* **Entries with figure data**
[BEGIN]

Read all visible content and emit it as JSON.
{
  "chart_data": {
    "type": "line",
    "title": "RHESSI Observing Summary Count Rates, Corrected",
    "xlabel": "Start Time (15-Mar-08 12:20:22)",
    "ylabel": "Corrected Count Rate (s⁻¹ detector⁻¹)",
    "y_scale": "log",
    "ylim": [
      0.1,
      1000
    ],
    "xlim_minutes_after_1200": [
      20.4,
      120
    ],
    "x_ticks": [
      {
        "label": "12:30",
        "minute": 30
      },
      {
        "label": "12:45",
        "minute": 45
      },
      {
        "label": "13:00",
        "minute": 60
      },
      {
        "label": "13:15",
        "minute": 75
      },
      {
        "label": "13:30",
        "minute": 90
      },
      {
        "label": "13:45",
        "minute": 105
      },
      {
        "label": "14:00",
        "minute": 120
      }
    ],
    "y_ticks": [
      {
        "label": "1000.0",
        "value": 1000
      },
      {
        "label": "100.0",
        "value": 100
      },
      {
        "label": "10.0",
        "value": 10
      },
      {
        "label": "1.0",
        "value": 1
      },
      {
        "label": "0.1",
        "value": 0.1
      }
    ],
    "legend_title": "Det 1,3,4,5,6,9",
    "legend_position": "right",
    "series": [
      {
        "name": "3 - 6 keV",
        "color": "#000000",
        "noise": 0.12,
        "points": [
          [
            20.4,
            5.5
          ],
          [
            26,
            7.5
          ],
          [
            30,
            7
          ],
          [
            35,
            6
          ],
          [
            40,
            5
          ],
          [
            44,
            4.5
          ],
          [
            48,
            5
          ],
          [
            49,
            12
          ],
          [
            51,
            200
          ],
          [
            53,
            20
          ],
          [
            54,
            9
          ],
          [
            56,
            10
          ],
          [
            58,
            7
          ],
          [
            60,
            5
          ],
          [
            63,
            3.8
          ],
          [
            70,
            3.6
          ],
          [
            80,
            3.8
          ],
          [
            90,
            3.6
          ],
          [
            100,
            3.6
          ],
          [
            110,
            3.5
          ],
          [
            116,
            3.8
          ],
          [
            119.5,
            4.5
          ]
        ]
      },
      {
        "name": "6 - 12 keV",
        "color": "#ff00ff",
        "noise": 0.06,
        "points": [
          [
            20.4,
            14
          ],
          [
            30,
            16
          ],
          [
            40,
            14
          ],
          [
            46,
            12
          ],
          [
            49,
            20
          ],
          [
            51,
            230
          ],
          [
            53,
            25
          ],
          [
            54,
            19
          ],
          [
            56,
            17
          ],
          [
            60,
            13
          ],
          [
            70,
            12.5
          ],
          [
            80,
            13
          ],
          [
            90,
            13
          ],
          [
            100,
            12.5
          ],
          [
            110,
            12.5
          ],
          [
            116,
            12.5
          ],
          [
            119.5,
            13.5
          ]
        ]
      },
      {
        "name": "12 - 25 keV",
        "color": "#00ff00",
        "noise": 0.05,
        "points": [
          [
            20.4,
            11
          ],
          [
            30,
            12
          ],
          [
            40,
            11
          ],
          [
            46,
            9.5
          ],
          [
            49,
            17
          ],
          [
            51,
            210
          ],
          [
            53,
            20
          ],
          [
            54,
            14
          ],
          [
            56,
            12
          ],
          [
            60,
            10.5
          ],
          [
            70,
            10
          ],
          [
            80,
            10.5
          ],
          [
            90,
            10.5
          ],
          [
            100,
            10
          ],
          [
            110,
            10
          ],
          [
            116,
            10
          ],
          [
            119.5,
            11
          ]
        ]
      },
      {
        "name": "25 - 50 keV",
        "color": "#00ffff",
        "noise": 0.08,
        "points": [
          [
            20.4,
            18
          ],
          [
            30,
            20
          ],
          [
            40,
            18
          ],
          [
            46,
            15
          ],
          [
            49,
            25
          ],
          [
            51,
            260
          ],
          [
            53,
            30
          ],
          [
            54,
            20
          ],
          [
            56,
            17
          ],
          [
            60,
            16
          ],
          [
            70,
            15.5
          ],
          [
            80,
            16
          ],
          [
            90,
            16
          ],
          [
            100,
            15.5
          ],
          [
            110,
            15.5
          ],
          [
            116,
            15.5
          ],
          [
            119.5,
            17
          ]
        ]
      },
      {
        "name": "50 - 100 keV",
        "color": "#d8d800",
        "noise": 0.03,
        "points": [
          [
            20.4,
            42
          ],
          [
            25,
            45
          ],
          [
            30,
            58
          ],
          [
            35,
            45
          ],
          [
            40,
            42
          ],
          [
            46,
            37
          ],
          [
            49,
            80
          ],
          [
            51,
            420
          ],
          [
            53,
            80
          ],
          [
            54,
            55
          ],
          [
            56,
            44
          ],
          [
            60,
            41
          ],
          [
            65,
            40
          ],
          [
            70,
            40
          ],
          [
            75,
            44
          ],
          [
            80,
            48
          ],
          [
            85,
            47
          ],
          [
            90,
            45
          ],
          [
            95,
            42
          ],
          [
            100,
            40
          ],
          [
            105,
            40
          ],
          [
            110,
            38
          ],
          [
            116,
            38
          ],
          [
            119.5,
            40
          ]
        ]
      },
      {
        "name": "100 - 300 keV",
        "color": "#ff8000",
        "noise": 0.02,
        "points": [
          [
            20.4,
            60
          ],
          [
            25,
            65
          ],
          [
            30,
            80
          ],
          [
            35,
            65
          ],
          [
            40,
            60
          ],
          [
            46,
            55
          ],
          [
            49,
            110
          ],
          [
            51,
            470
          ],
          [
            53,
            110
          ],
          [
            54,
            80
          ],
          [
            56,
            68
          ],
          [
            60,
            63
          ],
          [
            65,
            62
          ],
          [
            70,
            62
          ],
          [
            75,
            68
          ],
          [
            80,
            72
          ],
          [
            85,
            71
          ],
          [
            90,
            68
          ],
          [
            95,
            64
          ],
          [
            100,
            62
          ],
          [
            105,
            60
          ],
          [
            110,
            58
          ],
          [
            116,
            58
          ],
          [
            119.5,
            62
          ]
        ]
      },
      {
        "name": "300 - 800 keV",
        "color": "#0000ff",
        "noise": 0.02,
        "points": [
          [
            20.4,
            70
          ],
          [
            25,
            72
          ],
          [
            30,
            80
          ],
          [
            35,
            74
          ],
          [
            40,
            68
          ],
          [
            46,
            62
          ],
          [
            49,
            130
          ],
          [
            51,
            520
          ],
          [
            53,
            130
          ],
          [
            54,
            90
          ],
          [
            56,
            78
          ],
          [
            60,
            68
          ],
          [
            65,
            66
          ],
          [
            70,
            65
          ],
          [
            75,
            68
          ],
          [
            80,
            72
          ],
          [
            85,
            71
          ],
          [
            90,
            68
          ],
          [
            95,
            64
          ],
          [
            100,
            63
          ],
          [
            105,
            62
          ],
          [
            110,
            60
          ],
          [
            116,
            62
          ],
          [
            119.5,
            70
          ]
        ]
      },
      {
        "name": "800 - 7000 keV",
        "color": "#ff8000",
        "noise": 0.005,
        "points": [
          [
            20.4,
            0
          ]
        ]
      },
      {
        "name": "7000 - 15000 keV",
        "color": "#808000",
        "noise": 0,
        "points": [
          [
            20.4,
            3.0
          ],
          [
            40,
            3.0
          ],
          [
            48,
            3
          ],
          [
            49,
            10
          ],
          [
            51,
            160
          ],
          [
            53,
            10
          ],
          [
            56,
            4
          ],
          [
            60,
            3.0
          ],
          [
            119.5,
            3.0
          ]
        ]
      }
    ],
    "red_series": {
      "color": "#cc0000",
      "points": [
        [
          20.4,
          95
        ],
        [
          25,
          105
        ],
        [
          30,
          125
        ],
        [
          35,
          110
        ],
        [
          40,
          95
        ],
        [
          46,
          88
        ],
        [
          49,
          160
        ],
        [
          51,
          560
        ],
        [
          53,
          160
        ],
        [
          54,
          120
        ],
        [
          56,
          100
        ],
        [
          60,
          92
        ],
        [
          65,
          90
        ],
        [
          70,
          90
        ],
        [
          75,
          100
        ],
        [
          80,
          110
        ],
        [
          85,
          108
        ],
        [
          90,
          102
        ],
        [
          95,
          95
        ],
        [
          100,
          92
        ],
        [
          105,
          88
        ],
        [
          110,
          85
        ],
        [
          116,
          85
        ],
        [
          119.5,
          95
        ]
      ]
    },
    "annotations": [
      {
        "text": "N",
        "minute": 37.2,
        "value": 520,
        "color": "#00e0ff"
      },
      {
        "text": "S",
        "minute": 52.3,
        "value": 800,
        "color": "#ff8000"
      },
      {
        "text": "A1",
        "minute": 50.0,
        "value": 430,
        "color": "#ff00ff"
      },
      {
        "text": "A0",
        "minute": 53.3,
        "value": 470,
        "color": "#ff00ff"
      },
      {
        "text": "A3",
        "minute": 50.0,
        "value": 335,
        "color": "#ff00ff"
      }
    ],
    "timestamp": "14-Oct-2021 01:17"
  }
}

[END]

* **Your task**
Using the records above, copy each line that contains "Count".

* **Solution below**
    "title": "RHESSI Observing Summary Count Rates, Corrected",
    "ylabel": "Corrected Count Rate (s⁻¹ detector⁻¹)",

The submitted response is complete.